## Required task
List each line of the data that holds the word "title".

======== Entries shown ========

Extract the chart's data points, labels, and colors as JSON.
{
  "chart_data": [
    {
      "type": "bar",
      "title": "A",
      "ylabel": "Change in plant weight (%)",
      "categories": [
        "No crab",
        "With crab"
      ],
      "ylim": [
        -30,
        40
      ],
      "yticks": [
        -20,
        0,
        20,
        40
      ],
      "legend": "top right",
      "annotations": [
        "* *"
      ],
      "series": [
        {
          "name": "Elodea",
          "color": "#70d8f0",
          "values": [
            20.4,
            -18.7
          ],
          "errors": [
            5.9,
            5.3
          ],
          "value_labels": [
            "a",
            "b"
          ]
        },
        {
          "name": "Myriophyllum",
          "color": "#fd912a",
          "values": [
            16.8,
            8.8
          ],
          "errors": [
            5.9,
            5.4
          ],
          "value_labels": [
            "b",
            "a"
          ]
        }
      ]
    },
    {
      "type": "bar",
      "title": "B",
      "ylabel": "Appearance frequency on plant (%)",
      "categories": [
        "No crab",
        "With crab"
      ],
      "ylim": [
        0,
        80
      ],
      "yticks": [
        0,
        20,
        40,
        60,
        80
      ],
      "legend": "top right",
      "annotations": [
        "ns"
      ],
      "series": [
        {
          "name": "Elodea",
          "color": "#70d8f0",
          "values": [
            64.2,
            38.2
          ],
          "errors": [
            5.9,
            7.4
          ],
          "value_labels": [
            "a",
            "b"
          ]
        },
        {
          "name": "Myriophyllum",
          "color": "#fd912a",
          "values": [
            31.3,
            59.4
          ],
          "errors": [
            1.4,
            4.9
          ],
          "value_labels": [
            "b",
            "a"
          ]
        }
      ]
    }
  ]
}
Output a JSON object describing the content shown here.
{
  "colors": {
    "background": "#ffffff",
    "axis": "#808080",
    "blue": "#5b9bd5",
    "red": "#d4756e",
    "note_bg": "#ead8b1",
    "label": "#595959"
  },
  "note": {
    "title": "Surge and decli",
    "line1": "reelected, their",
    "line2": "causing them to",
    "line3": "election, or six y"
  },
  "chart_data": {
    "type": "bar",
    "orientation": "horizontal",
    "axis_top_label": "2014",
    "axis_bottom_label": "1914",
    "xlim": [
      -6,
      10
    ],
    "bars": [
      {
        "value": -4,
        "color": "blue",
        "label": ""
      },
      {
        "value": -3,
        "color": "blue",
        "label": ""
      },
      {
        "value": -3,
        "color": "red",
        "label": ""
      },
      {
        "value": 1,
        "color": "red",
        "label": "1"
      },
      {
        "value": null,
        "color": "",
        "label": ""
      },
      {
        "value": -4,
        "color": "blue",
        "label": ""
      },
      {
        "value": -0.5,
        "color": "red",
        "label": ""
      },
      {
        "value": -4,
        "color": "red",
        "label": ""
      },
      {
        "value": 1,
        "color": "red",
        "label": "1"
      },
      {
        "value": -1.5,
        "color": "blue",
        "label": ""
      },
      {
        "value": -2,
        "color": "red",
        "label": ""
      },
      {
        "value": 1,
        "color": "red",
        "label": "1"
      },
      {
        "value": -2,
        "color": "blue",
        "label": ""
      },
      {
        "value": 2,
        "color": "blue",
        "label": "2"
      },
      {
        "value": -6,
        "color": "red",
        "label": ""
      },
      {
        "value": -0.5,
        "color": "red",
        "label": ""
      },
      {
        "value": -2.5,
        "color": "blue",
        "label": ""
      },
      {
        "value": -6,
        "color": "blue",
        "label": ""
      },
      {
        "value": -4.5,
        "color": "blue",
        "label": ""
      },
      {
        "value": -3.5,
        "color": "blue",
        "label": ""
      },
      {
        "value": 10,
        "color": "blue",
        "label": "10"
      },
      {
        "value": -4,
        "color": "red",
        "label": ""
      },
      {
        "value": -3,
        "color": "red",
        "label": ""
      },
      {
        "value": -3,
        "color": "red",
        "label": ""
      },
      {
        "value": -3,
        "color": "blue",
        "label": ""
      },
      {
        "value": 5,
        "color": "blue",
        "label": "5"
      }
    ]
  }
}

========

## Solution to this exercise
      "title": "A",
      "title": "B",
    "title": "Surge and decli",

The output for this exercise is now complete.